[Brief]:
Render each line of the records as a string in a JSON list, from the start of the records through the line containing "The variable resistance 58 is at (271, 165).", both included, omitting blank lines. Do not include the pictures in your answer.
###
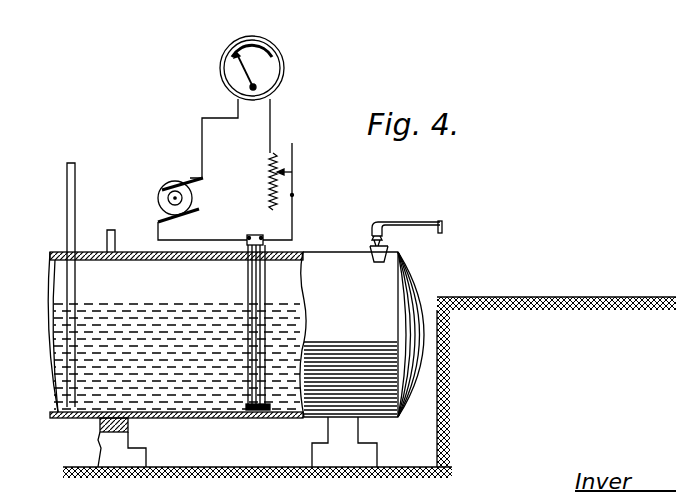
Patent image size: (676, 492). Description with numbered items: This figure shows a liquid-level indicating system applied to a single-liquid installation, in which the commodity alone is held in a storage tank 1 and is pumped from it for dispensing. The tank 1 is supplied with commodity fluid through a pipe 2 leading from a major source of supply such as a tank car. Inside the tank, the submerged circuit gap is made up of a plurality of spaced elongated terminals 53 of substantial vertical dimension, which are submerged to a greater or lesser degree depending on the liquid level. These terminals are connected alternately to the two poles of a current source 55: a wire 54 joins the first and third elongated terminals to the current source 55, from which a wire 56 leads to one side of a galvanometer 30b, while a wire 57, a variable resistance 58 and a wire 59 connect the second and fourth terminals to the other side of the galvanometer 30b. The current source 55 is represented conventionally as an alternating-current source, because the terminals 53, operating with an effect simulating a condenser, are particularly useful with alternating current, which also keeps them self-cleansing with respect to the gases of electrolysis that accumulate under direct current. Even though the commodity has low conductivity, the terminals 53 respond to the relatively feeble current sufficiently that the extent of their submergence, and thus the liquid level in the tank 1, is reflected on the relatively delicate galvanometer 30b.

The storage tank 1 is at (212, 420).
The pipe 2 is at (435, 235).
The galvanometer 30b is at (226, 73).
The elongated terminals 53 is at (268, 250).
The wire 54 is at (200, 240).
The current source 55 is at (192, 198).
The wire 56 is at (202, 136).
The wire 57 is at (293, 207).
The variable resistance 58 is at (271, 165).
The wire 59 is at (272, 118).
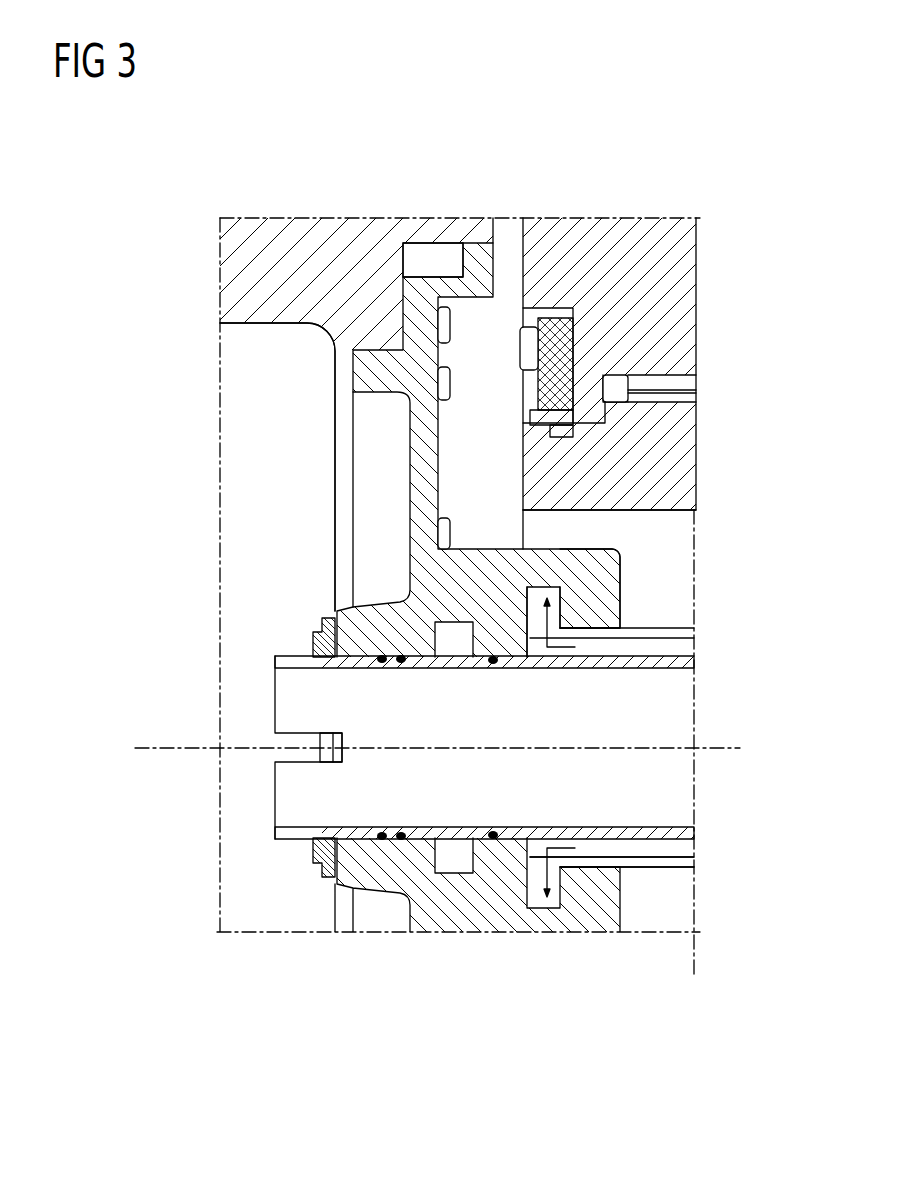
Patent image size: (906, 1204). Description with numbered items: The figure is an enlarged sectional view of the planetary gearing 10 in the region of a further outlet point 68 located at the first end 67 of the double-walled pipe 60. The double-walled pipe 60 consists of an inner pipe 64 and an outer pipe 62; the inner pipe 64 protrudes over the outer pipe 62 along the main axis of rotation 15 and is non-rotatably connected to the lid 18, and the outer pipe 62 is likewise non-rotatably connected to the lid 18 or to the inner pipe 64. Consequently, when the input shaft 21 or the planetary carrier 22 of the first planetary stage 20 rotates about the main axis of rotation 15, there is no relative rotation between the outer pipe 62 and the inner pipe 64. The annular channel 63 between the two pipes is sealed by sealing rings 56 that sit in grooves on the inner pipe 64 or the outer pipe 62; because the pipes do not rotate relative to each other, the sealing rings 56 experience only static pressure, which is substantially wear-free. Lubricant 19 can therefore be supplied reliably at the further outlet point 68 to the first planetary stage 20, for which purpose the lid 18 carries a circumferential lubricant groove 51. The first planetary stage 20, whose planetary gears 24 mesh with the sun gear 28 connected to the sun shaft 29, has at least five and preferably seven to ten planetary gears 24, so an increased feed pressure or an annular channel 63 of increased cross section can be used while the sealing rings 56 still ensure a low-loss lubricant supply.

The planetary gearing 10 is at (584, 130).
The main axis of rotation 15 is at (143, 748).
The lid 18 is at (434, 450).
The lubricant 19 is at (565, 657).
The first planetary stage 20 is at (158, 257).
The input shaft 21 is at (320, 232).
The planetary carrier 22 is at (320, 232).
The planetary gears 24 is at (646, 205).
The sun gear 28 is at (678, 297).
The sun shaft 29 is at (678, 438).
The circumferential lubricant groove 51 is at (555, 588).
The sealing rings 56 is at (580, 628).
The double-walled pipe 60 is at (694, 830).
The outer pipe 62 is at (693, 633).
The annular channel 63 is at (693, 650).
The inner pipe 64 is at (693, 663).
The first end 67 is at (694, 932).
The further outlet point 68 is at (542, 657).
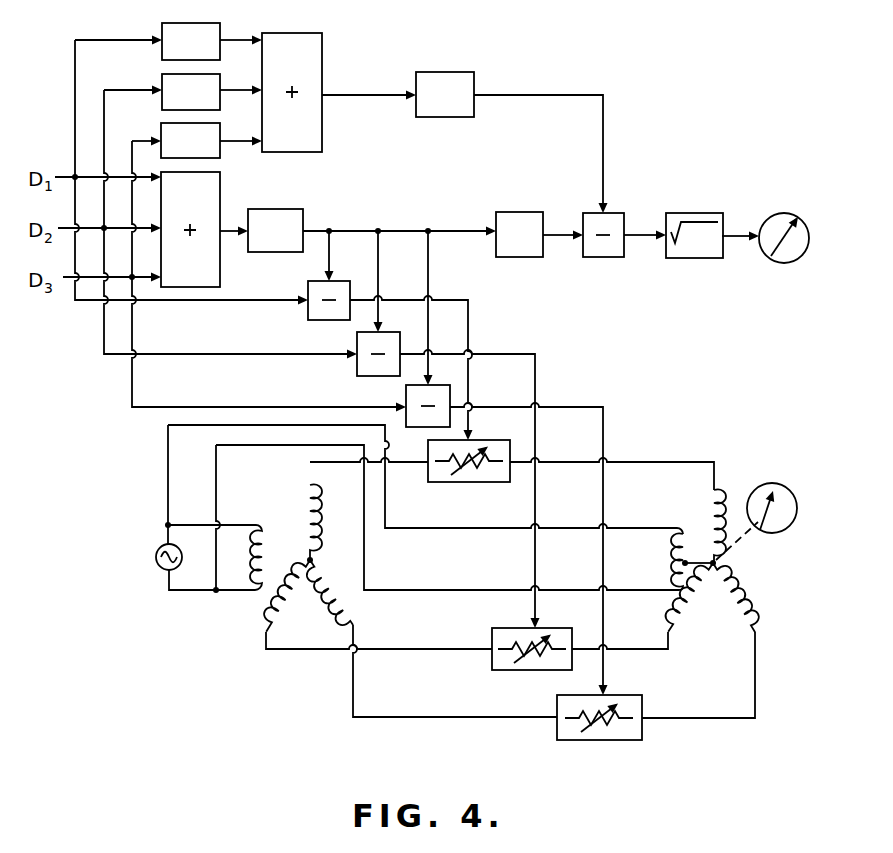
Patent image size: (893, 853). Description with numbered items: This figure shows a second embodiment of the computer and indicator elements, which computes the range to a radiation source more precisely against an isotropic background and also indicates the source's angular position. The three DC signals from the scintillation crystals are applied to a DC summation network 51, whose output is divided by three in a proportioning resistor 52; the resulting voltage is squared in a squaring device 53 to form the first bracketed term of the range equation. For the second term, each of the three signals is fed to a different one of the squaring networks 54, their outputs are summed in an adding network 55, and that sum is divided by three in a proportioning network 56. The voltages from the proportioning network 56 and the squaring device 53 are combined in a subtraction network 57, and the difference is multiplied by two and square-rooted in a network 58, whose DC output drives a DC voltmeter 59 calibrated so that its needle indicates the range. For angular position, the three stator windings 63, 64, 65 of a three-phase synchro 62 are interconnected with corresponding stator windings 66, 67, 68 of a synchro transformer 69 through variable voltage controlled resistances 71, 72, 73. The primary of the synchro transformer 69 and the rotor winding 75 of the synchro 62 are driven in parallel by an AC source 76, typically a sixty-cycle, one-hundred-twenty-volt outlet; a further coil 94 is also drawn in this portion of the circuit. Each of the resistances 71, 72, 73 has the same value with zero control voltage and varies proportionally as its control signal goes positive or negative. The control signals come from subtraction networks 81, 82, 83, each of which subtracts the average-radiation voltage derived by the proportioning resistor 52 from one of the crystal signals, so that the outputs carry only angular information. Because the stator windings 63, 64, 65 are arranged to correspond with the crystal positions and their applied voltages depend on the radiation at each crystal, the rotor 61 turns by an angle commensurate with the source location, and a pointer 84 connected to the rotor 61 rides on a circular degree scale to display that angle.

The DC summation network 51 is at (214, 269).
The proportioning resistor 52 is at (303, 211).
The squaring device 53 is at (523, 213).
The squaring networks 54 is at (162, 27).
The adding network 55 is at (320, 132).
The proportioning network 56 is at (468, 107).
The subtraction network 57 is at (610, 257).
The square-root network 58 is at (712, 258).
The DC voltmeter 59 is at (802, 254).
The rotor 61 is at (728, 552).
The three-phase synchro 62 is at (731, 538).
The stator winding 63 is at (712, 500).
The stator winding 64 is at (690, 626).
The stator winding 65 is at (752, 611).
The stator winding 66 is at (310, 498).
The stator winding 67 is at (297, 577).
The stator winding 68 is at (355, 614).
The synchro transformer 69 is at (319, 551).
The variable voltage controlled resistance 71 is at (482, 445).
The variable voltage controlled resistance 72 is at (510, 632).
The variable voltage controlled resistance 73 is at (643, 698).
The rotor winding 75 is at (682, 530).
The AC source 76 is at (155, 556).
The subtraction network 81 is at (312, 312).
The subtraction network 82 is at (359, 367).
The subtraction network 83 is at (407, 393).
The pointer 84 is at (785, 500).
The coil 94 is at (244, 594).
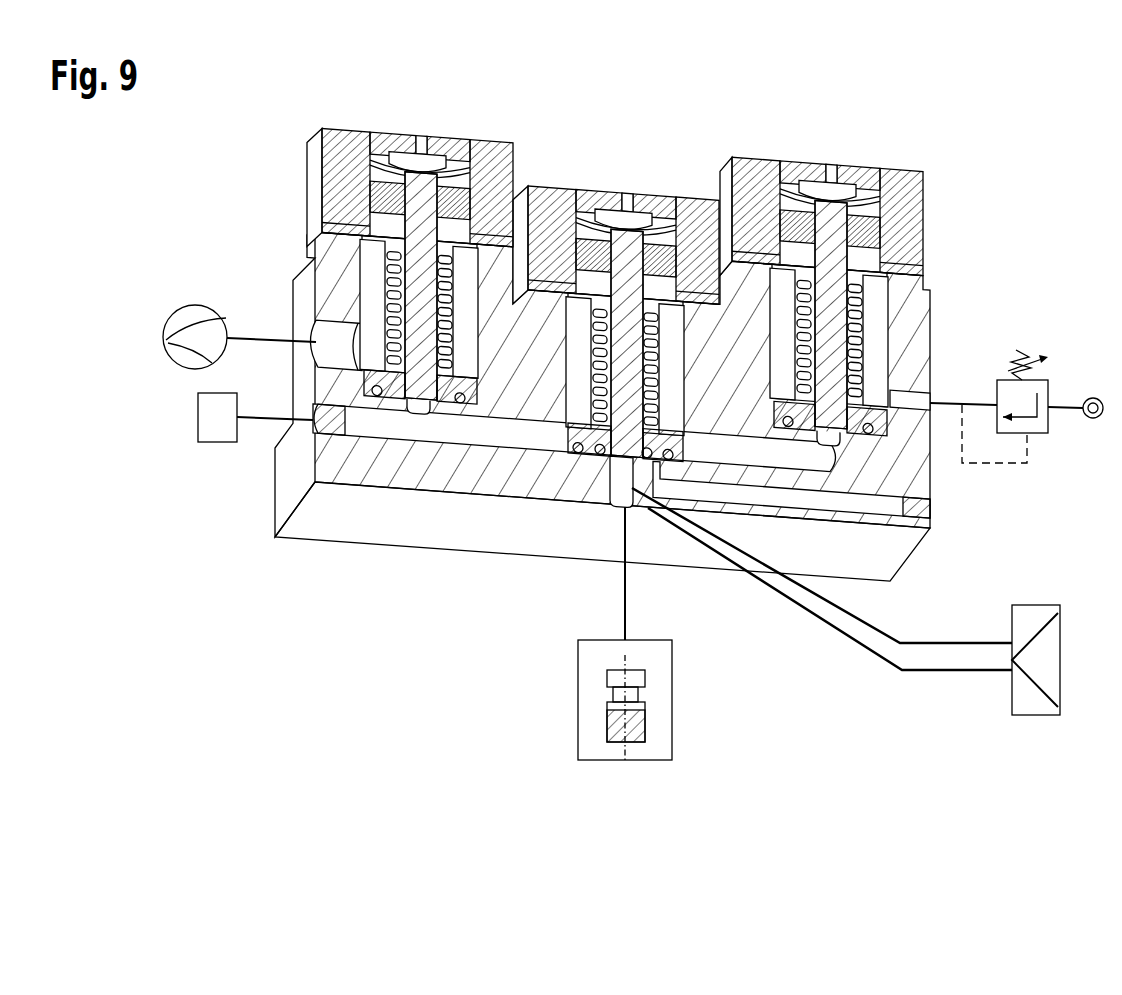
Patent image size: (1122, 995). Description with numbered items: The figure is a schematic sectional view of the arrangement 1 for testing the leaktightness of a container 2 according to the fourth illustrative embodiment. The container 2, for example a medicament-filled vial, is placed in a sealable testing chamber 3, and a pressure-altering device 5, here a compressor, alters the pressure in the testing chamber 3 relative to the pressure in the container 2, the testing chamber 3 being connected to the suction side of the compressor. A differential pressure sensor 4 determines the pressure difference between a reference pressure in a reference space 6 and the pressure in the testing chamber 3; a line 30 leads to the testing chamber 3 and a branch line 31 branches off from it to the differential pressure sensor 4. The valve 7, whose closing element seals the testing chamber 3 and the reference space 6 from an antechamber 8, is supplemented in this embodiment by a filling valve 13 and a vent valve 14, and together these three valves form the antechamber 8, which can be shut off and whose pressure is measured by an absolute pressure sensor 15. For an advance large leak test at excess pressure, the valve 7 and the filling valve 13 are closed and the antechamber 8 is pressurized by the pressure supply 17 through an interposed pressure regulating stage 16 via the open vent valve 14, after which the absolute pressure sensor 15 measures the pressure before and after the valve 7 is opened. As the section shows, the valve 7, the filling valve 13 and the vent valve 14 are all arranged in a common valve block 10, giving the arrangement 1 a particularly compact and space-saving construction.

The arrangement 1 is at (222, 170).
The container 2 is at (640, 705).
The testing chamber 3 is at (656, 694).
The differential pressure sensor 4 is at (1047, 683).
The pressure-altering device 5 is at (191, 312).
The reference space 6 is at (947, 643).
The valve 7 is at (611, 175).
The antechamber 8 is at (468, 430).
The valve block 10 is at (939, 204).
The filling valve 13 is at (411, 126).
The vent valve 14 is at (804, 148).
The absolute pressure sensor 15 is at (215, 431).
The pressure regulating stage 16 is at (1003, 390).
The pressure supply 17 is at (1098, 396).
The line 30 is at (625, 593).
The branch line 31 is at (942, 672).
###
[Exercise response]:
[
  "Patent image size: (676, 492). Description with numbered items: This figure shows a liquid-level indicating system applied to a single-liquid installation, in which the commodity alone is held in a storage tank 1 and is pumped from it for dispensing. The tank 1 is supplied with commodity fluid through a pipe 2 leading from a major source of supply such as a tank car. Inside the tank, the submerged circuit gap is made up of a plurality of spaced elongated terminals 53 of substantial vertical dimension, which are submerged to a greater or lesser degree depending on the liquid level. These terminals are connected alternately to the two poles of a current source 55: a wire 54 joins the first and third elongated terminals to the current source 55, from which a wire 56 leads to one side of a galvanometer 30b, while a wire 57, a variable resistance 58 and a wire 59 connect the second and fourth terminals to the other side of the galvanometer 30b. The current source 55 is represented conventionally as an alternating-current source, because the terminals 53, operating with an effect simulating a condenser, are particularly useful with alternating current, which also keeps them self-cleansing with respect to the gases of electrolysis that accumulate under direct current. Even though the commodity has low conductivity, the terminals 53 respond to the relatively feeble current sufficiently that the extent of their submergence, and thus the liquid level in the tank 1, is reflected on the relatively delicate galvanometer 30b.",
  "The storage tank 1 is at (212, 420).",
  "The pipe 2 is at (435, 235).",
  "The galvanometer 30b is at (226, 73).",
  "The elongated terminals 53 is at (268, 250).",
  "The wire 54 is at (200, 240).",
  "The current source 55 is at (192, 198).",
  "The wire 56 is at (202, 136).",
  "The wire 57 is at (293, 207).",
  "The variable resistance 58 is at (271, 165)."
]